** start RECORDS SHOWN **
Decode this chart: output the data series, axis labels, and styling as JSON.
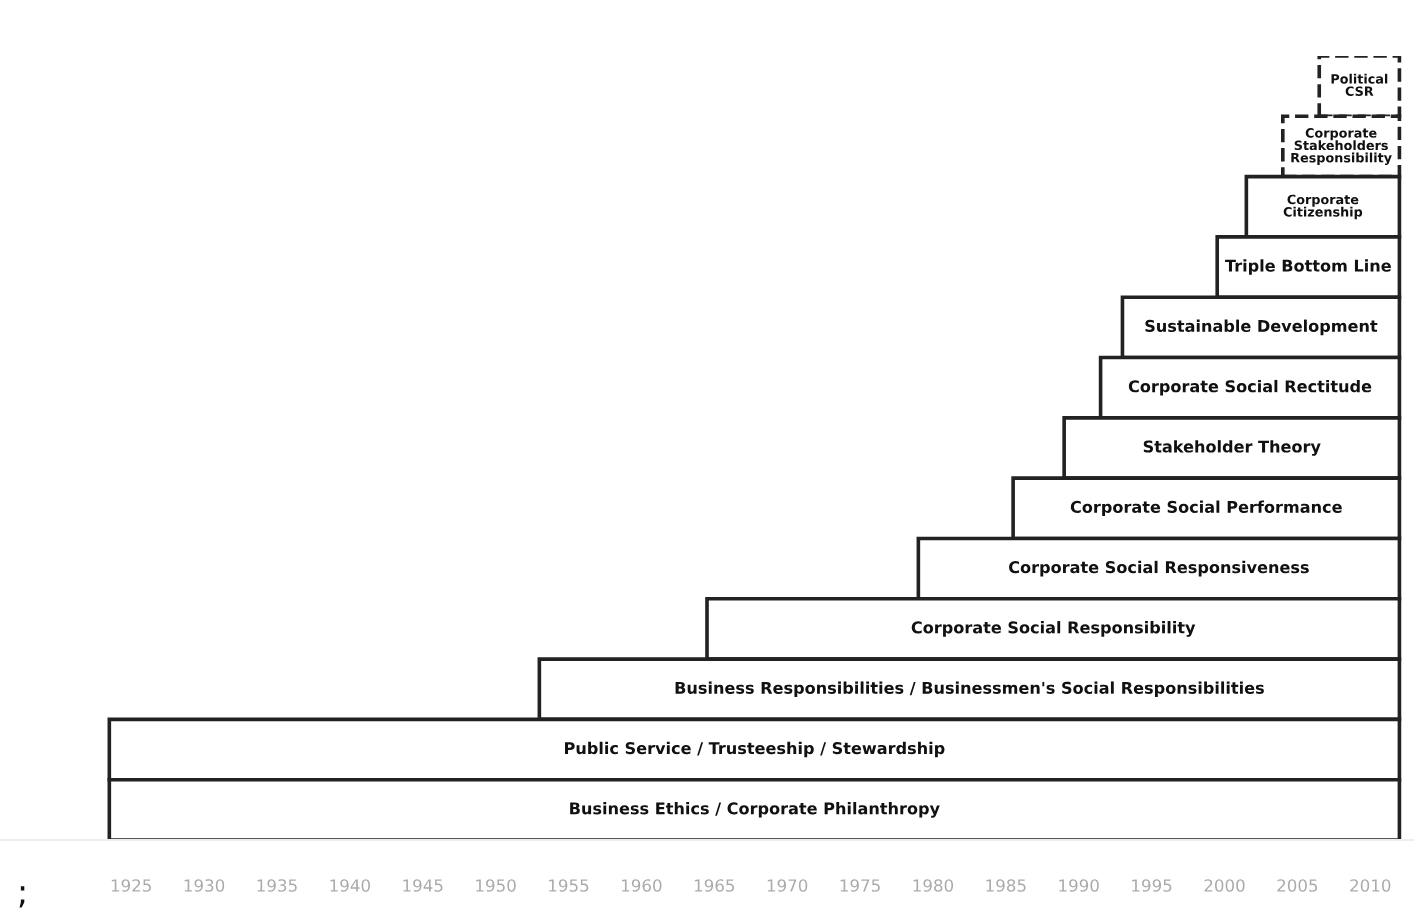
{
  "chart_data": {
    "type": "bar",
    "orientation": "horizontal",
    "categories": [
      "Political\nCSR",
      "Corporate\nStakeholders\nResponsibility",
      "Corporate\nCitizenship",
      "Triple Bottom Line",
      "Sustainable Development",
      "Corporate Social Rectitude",
      "Stakeholder Theory",
      "Corporate Social Performance",
      "Corporate Social Responsiveness",
      "Corporate Social Responsibility",
      "Business Responsibilities / Businessmen's Social Responsibilities",
      "Public Service / Trusteeship / Stewardship",
      "Business Ethics / Corporate Philanthropy"
    ],
    "series": [
      {
        "color": "#ffffff",
        "line_style": "dashed",
        "base": [
          2006.5,
          2004,
          null,
          null,
          null,
          null,
          null,
          null,
          null,
          null,
          null,
          null,
          null
        ],
        "values": [
          5.5,
          8,
          null,
          null,
          null,
          null,
          null,
          null,
          null,
          null,
          null,
          null,
          null
        ]
      },
      {
        "color": "#ffffff",
        "line_style": "solid",
        "base": [
          null,
          null,
          2001.5,
          1999.5,
          1993,
          1991.5,
          1989,
          1985.5,
          1979,
          1964.5,
          1953,
          1923.5,
          1923.5
        ],
        "values": [
          null,
          null,
          10.5,
          12.5,
          19,
          20.5,
          23,
          26.5,
          33,
          47.5,
          59,
          88.5,
          88.5
        ]
      }
    ],
    "xlim": [
      1916,
      2013
    ],
    "xticks": [
      1925,
      1930,
      1935,
      1940,
      1945,
      1950,
      1955,
      1960,
      1965,
      1970,
      1975,
      1980,
      1985,
      1990,
      1995,
      2000,
      2005,
      2010
    ],
    "tick_labels": "x",
    "grid": false,
    "legend": false,
    "annotations": [
      ";"
    ]
  }
}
** end RECORDS SHOWN **
- [STATED EXERCISE] Working from the lines above, reproduce the material exactly and exclude its pictures.

- [EXERCISE OUTPUT]
Decode this chart: output the data series, axis labels, and styling as JSON.
{
  "chart_data": {
    "type": "bar",
    "orientation": "horizontal",
    "categories": [
      "Political\nCSR",
      "Corporate\nStakeholders\nResponsibility",
      "Corporate\nCitizenship",
      "Triple Bottom Line",
      "Sustainable Development",
      "Corporate Social Rectitude",
      "Stakeholder Theory",
      "Corporate Social Performance",
      "Corporate Social Responsiveness",
      "Corporate Social Responsibility",
      "Business Responsibilities / Businessmen's Social Responsibilities",
      "Public Service / Trusteeship / Stewardship",
      "Business Ethics / Corporate Philanthropy"
    ],
    "series": [
      {
        "color": "#ffffff",
        "line_style": "dashed",
        "base": [
          2006.5,
          2004,
          null,
          null,
          null,
          null,
          null,
          null,
          null,
          null,
          null,
          null,
          null
        ],
        "values": [
          5.5,
          8,
          null,
          null,
          null,
          null,
          null,
          null,
          null,
          null,
          null,
          null,
          null
        ]
      },
      {
        "color": "#ffffff",
        "line_style": "solid",
        "base": [
          null,
          null,
          2001.5,
          1999.5,
          1993,
          1991.5,
          1989,
          1985.5,
          1979,
          1964.5,
          1953,
          1923.5,
          1923.5
        ],
        "values": [
          null,
          null,
          10.5,
          12.5,
          19,
          20.5,
          23,
          26.5,
          33,
          47.5,
          59,
          88.5,
          88.5
        ]
      }
    ],
    "xlim": [
      1916,
      2013
    ],
    "xticks": [
      1925,
      1930,
      1935,
      1940,
      1945,
      1950,
      1955,
      1960,
      1965,
      1970,
      1975,
      1980,
      1985,
      1990,
      1995,
      2000,
      2005,
      2010
    ],
    "tick_labels": "x",
    "grid": false,
    "legend": false,
    "annotations": [
      ";"
    ]
  }
}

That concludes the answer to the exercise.